REQUIRED TASK:
Search the material for the word "JSON" and copy each line that holds it.

----

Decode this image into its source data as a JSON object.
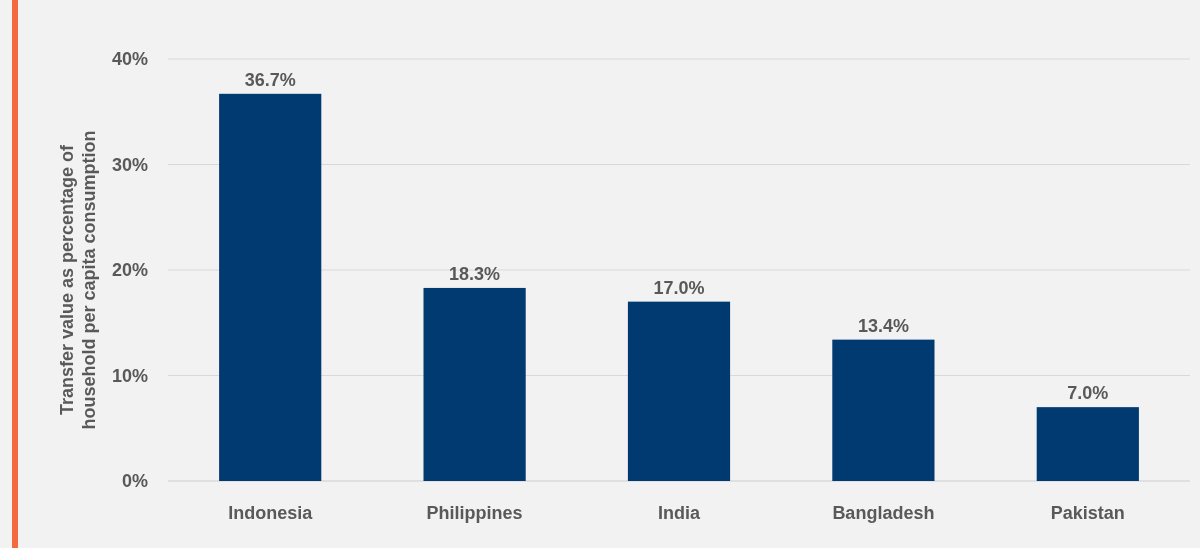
{
  "chart_data": {
    "type": "bar",
    "ylabel": "Transfer value as percentage of household per capita consumption",
    "categories": [
      "Indonesia",
      "Philippines",
      "India",
      "Bangladesh",
      "Pakistan"
    ],
    "values": [
      36.7,
      18.3,
      17.0,
      13.4,
      7.0
    ],
    "value_labels": [
      "36.7%",
      "18.3%",
      "17.0%",
      "13.4%",
      "7.0%"
    ],
    "color": "#003a70",
    "ylim": [
      0,
      40
    ],
    "yticks": [
      {
        "value": 0,
        "label": "0%"
      },
      {
        "value": 10,
        "label": "10%"
      },
      {
        "value": 20,
        "label": "20%"
      },
      {
        "value": 30,
        "label": "30%"
      },
      {
        "value": 40,
        "label": "40%"
      }
    ],
    "grid": "y"
  }
}
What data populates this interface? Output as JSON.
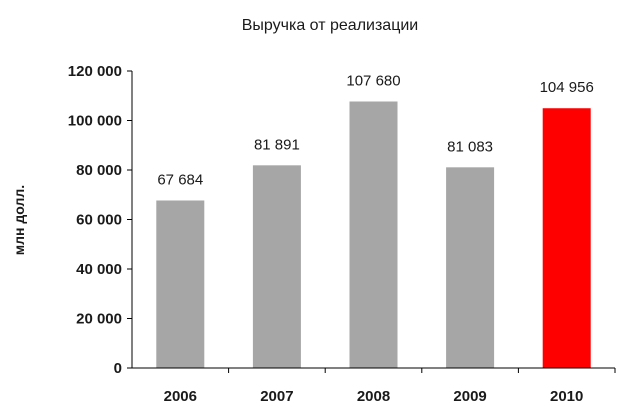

----

RESULT:
Decode this image into its source data as a JSON object.
What data populates this interface? Output as JSON.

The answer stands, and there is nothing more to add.